▶ _What to produce_
Output each line exactly as it appears, skipping any embedded picture.

▶ _Records for the task_

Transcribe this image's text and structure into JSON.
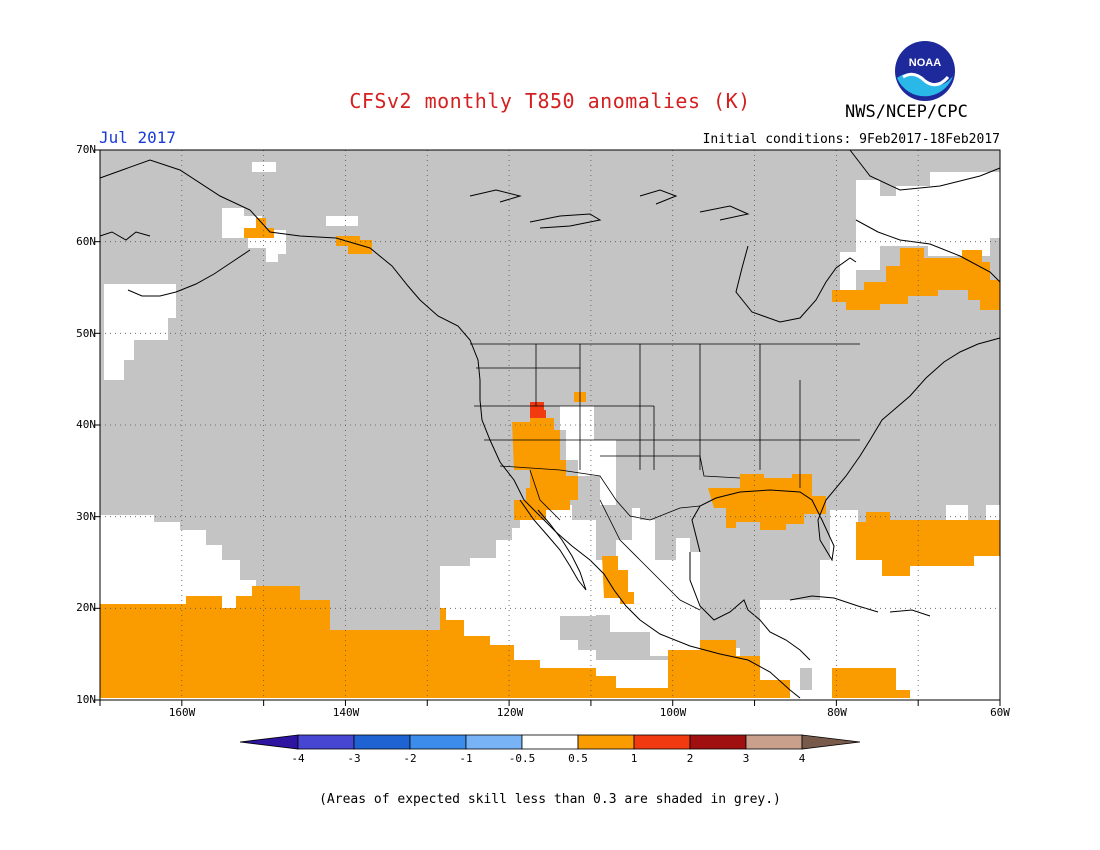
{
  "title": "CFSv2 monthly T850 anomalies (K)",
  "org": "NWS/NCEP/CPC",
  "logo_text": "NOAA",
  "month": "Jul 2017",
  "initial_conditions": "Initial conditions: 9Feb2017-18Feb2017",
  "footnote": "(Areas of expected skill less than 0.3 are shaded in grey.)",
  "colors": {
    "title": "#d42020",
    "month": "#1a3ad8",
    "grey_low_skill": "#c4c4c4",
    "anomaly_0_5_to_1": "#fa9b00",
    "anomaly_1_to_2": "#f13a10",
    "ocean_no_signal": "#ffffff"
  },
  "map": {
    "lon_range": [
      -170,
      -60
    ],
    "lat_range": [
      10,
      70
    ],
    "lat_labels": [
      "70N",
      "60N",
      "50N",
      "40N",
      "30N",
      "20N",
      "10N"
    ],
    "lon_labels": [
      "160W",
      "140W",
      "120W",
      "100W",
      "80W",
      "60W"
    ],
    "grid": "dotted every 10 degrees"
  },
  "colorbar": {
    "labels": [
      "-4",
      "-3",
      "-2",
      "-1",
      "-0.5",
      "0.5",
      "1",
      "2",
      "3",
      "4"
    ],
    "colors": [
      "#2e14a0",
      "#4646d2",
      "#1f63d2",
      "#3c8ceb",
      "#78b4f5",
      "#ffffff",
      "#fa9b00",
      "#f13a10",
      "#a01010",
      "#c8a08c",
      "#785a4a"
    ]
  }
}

▶ _Output for this exercise_
Transcribe this image's text and structure into JSON.
{
  "title": "CFSv2 monthly T850 anomalies (K)",
  "org": "NWS/NCEP/CPC",
  "logo_text": "NOAA",
  "month": "Jul 2017",
  "initial_conditions": "Initial conditions: 9Feb2017-18Feb2017",
  "footnote": "(Areas of expected skill less than 0.3 are shaded in grey.)",
  "colors": {
    "title": "#d42020",
    "month": "#1a3ad8",
    "grey_low_skill": "#c4c4c4",
    "anomaly_0_5_to_1": "#fa9b00",
    "anomaly_1_to_2": "#f13a10",
    "ocean_no_signal": "#ffffff"
  },
  "map": {
    "lon_range": [
      -170,
      -60
    ],
    "lat_range": [
      10,
      70
    ],
    "lat_labels": [
      "70N",
      "60N",
      "50N",
      "40N",
      "30N",
      "20N",
      "10N"
    ],
    "lon_labels": [
      "160W",
      "140W",
      "120W",
      "100W",
      "80W",
      "60W"
    ],
    "grid": "dotted every 10 degrees"
  },
  "colorbar": {
    "labels": [
      "-4",
      "-3",
      "-2",
      "-1",
      "-0.5",
      "0.5",
      "1",
      "2",
      "3",
      "4"
    ],
    "colors": [
      "#2e14a0",
      "#4646d2",
      "#1f63d2",
      "#3c8ceb",
      "#78b4f5",
      "#ffffff",
      "#fa9b00",
      "#f13a10",
      "#a01010",
      "#c8a08c",
      "#785a4a"
    ]
  }
}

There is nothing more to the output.